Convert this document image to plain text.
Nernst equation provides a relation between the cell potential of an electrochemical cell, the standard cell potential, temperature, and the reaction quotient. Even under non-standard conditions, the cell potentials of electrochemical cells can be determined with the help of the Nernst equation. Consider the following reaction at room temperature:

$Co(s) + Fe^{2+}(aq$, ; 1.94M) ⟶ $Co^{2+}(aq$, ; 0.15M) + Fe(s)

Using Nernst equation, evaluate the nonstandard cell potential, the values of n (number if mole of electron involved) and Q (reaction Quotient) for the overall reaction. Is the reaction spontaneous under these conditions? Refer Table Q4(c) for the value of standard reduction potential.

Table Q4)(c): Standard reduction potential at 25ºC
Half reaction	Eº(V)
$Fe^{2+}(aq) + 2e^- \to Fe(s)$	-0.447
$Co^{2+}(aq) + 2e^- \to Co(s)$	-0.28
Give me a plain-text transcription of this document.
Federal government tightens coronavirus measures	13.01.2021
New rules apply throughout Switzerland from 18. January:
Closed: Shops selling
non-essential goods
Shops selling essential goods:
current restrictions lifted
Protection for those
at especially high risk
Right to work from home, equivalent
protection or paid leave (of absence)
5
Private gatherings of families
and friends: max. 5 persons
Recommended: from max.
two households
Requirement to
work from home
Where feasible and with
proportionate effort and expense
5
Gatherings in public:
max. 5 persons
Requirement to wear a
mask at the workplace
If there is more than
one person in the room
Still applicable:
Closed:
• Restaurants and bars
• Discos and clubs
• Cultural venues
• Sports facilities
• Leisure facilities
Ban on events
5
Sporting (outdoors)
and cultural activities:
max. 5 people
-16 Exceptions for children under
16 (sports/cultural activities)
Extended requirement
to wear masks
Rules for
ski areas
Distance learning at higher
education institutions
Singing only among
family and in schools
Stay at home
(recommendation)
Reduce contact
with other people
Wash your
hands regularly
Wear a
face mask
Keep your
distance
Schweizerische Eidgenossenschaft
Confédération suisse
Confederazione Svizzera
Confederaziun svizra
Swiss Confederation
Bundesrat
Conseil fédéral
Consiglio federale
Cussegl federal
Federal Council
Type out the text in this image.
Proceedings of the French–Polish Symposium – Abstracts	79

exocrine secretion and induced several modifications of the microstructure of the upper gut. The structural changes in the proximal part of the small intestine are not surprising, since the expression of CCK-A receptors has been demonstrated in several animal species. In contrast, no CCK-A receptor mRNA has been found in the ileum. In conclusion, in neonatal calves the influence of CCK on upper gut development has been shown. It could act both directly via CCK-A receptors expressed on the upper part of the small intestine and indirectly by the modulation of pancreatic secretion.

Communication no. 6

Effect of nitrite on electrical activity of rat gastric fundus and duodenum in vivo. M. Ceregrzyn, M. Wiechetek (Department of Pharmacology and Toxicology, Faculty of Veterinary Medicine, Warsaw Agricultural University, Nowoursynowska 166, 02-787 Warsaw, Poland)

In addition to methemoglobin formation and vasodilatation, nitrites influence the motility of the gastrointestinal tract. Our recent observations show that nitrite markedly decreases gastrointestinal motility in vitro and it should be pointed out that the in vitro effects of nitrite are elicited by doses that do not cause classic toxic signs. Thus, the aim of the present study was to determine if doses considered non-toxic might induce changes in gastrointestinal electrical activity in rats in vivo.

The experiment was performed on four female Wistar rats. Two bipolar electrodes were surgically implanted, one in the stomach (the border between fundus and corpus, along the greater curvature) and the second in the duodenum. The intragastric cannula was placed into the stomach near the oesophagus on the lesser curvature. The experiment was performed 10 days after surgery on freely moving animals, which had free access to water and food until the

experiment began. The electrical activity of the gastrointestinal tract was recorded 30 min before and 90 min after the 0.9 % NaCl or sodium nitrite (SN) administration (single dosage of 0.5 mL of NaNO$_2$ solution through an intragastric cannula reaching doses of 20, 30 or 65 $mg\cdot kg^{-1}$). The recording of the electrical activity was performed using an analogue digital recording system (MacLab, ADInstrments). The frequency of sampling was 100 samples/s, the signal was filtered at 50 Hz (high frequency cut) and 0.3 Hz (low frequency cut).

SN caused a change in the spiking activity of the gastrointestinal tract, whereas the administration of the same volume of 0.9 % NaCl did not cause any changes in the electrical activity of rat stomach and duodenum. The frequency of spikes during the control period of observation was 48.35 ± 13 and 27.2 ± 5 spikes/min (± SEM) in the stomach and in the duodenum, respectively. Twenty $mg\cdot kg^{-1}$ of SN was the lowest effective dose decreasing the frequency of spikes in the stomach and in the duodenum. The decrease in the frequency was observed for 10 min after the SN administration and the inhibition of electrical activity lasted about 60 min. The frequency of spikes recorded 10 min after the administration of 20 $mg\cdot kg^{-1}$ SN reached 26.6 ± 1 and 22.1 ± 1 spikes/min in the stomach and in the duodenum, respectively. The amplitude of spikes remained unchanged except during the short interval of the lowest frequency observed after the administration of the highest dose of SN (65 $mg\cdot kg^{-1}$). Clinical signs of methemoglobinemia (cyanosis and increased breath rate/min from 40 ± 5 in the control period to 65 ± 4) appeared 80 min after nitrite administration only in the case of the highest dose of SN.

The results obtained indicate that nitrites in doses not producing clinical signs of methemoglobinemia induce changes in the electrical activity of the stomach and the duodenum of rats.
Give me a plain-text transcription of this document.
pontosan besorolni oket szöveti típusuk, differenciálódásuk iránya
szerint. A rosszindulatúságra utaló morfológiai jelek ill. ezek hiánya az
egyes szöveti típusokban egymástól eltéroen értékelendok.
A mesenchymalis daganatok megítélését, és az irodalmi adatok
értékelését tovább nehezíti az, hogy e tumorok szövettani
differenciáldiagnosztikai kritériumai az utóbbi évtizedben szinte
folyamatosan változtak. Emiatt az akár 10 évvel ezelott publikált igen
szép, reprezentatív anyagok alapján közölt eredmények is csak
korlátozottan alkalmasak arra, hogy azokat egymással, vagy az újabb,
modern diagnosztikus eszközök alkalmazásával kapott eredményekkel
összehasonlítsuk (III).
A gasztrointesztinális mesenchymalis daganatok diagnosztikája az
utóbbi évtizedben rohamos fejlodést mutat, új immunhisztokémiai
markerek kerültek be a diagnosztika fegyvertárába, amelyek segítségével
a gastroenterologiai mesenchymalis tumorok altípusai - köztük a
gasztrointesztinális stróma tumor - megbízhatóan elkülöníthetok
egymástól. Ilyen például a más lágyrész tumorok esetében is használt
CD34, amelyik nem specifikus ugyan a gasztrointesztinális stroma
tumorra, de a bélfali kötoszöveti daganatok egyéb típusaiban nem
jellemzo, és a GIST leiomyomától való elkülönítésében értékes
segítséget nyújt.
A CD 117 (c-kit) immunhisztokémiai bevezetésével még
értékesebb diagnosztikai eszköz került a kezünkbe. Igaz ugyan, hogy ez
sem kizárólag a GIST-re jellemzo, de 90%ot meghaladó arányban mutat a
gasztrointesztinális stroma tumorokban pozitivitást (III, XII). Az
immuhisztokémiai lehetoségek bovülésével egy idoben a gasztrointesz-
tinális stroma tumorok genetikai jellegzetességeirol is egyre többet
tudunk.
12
-=-=-=-=-
* **What is expected**: Copy every line above in which the string "mutat" shows up.

* **Result for this exercise**:
utóbbi évtizedben rohamos fejlodést mutat, új immunhisztokémiai
sem kizárólag a GIST-re jellemzo, de 90%ot meghaladó arányban mutat a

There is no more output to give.